Problem requirements:
Could you return each line from the one bearing "What's the underlying" through the last line of the entries, exactly as it stands, with no pictures?

Data for this task:
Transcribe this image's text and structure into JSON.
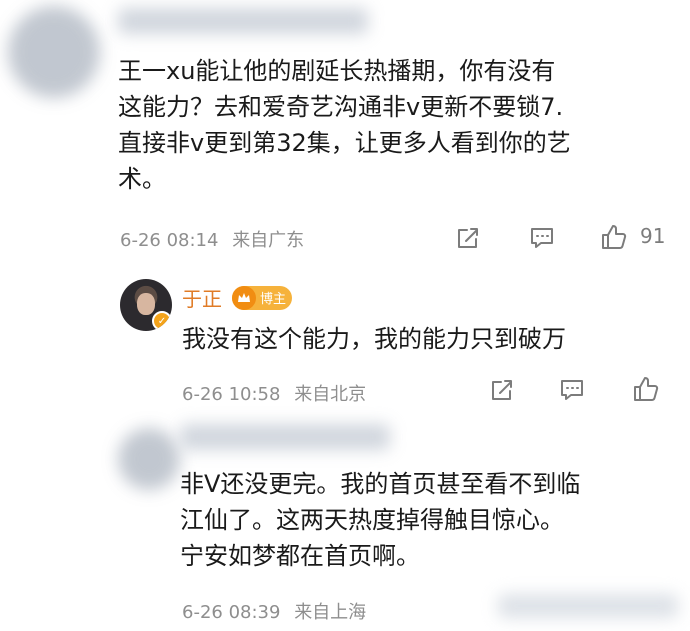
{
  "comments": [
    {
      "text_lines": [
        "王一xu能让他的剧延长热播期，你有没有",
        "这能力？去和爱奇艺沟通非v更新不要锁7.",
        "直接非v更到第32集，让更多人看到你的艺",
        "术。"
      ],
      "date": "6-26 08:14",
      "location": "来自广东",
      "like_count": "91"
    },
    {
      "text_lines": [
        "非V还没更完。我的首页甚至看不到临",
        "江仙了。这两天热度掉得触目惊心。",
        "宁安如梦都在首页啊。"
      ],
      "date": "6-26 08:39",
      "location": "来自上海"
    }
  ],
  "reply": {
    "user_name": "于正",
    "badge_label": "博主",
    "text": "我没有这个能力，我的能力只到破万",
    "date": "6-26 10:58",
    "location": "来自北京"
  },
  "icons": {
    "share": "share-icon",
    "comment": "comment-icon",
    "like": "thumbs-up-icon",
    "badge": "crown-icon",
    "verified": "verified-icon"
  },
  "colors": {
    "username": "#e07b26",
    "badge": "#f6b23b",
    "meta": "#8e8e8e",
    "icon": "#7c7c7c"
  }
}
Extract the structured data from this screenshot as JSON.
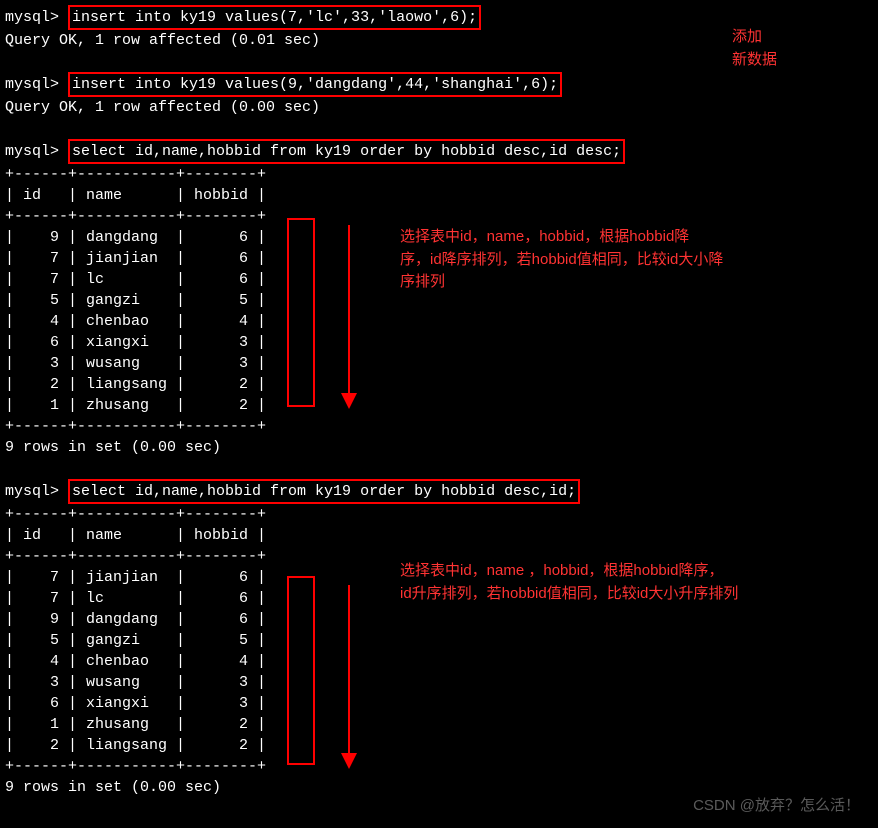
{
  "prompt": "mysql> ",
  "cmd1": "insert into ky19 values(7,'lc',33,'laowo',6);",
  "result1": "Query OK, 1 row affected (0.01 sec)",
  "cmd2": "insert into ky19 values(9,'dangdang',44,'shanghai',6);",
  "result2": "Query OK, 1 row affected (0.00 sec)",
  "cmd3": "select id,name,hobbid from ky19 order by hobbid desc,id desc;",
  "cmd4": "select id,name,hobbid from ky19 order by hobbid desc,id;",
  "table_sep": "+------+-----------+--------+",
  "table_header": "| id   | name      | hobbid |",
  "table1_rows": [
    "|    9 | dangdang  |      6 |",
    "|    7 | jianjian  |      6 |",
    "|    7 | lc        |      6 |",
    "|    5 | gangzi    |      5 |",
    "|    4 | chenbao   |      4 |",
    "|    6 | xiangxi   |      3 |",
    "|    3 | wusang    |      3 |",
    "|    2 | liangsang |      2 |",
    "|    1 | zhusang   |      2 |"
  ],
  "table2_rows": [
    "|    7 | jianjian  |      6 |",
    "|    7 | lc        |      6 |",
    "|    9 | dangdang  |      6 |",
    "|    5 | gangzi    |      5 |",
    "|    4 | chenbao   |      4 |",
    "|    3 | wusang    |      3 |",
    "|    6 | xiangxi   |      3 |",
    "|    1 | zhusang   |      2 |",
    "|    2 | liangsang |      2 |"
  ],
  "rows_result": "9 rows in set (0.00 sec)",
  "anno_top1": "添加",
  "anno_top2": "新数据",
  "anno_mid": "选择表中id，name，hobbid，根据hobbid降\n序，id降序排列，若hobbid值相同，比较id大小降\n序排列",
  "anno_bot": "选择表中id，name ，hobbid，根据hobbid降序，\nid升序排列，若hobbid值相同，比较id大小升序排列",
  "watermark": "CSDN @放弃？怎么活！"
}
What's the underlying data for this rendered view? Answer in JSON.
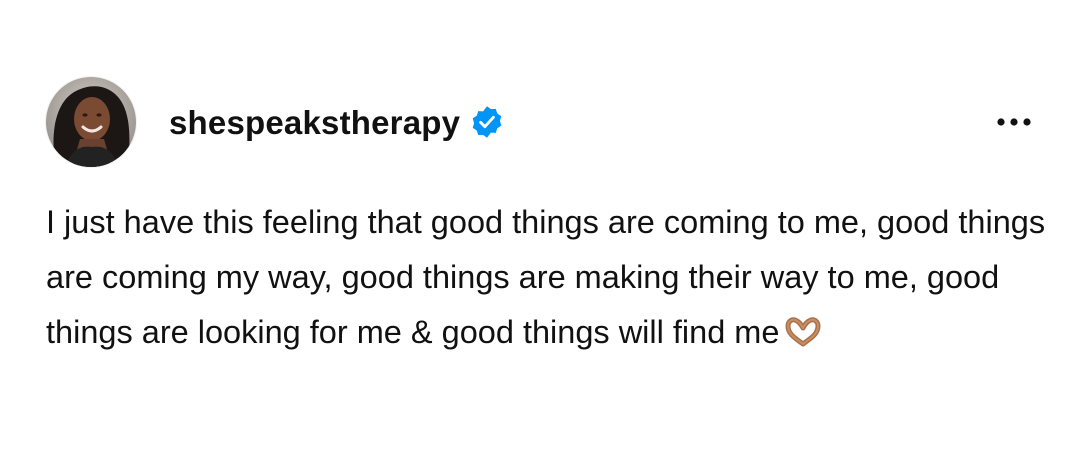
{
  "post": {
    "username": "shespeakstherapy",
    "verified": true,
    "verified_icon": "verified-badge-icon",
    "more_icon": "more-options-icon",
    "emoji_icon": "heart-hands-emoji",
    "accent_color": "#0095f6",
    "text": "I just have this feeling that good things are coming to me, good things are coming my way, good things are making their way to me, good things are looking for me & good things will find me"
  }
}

Task solution:
What's the underlying data for this rendered view? Answer in JSON.
{
  "post": {
    "username": "shespeakstherapy",
    "verified": true,
    "verified_icon": "verified-badge-icon",
    "more_icon": "more-options-icon",
    "emoji_icon": "heart-hands-emoji",
    "accent_color": "#0095f6",
    "text": "I just have this feeling that good things are coming to me, good things are coming my way, good things are making their way to me, good things are looking for me & good things will find me"
  }
}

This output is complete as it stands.